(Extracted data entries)

-.-.-

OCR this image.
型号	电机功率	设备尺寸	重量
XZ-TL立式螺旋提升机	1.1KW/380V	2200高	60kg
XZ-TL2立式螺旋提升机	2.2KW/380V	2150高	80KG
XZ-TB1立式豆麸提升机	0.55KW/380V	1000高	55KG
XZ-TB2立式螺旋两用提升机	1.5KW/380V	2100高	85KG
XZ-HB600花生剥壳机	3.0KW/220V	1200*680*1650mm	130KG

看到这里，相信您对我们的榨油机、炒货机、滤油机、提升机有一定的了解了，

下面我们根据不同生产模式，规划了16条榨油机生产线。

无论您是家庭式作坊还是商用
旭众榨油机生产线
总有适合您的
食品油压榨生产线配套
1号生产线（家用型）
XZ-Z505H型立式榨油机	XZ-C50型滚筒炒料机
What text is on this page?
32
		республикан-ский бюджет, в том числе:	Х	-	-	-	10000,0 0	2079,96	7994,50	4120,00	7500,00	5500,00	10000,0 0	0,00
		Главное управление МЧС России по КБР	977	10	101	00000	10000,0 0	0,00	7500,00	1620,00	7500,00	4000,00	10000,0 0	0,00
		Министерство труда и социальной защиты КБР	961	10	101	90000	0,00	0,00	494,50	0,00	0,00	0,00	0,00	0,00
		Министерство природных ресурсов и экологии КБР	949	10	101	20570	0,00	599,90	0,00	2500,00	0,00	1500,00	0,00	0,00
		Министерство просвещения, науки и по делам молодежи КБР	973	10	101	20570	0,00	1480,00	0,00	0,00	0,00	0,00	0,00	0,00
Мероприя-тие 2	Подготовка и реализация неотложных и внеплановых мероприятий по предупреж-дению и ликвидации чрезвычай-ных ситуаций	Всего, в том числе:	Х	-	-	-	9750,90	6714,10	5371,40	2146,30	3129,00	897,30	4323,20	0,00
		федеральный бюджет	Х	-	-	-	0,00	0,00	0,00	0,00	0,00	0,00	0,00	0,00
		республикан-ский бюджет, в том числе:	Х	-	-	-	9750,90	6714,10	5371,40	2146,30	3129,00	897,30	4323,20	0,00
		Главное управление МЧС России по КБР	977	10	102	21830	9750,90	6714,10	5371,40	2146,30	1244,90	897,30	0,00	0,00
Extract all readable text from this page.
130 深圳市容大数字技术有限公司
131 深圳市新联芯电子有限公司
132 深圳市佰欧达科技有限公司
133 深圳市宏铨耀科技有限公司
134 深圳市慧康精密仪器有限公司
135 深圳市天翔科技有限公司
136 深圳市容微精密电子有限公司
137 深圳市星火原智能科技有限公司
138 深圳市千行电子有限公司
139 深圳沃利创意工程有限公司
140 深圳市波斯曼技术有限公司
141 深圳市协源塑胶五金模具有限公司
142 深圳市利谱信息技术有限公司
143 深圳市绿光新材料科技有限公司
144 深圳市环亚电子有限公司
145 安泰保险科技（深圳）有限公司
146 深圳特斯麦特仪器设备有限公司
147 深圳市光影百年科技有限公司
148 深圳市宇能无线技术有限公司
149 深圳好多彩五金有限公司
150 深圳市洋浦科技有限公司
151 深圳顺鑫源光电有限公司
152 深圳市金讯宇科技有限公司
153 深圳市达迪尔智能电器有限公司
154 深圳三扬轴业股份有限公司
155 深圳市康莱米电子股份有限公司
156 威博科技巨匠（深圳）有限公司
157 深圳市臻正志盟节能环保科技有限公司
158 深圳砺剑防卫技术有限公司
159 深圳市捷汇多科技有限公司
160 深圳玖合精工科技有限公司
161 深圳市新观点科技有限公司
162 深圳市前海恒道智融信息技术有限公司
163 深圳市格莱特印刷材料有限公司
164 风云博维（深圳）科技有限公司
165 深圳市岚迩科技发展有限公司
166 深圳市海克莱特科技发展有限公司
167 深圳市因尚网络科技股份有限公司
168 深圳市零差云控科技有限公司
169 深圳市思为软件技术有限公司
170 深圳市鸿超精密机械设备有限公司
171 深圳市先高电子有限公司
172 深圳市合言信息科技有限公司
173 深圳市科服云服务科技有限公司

-.-.-

## Task goal:
Copy every line from the records above that contains the word "Главное".

## Right answer:
		Главное управление МЧС России по КБР	977	10	101	00000	10000,0 0	0,00	7500,00	1620,00	7500,00	4000,00	10000,0 0	0,00
		Главное управление МЧС России по КБР	977	10	102	21830	9750,90	6714,10	5371,40	2146,30	1244,90	897,30	0,00	0,00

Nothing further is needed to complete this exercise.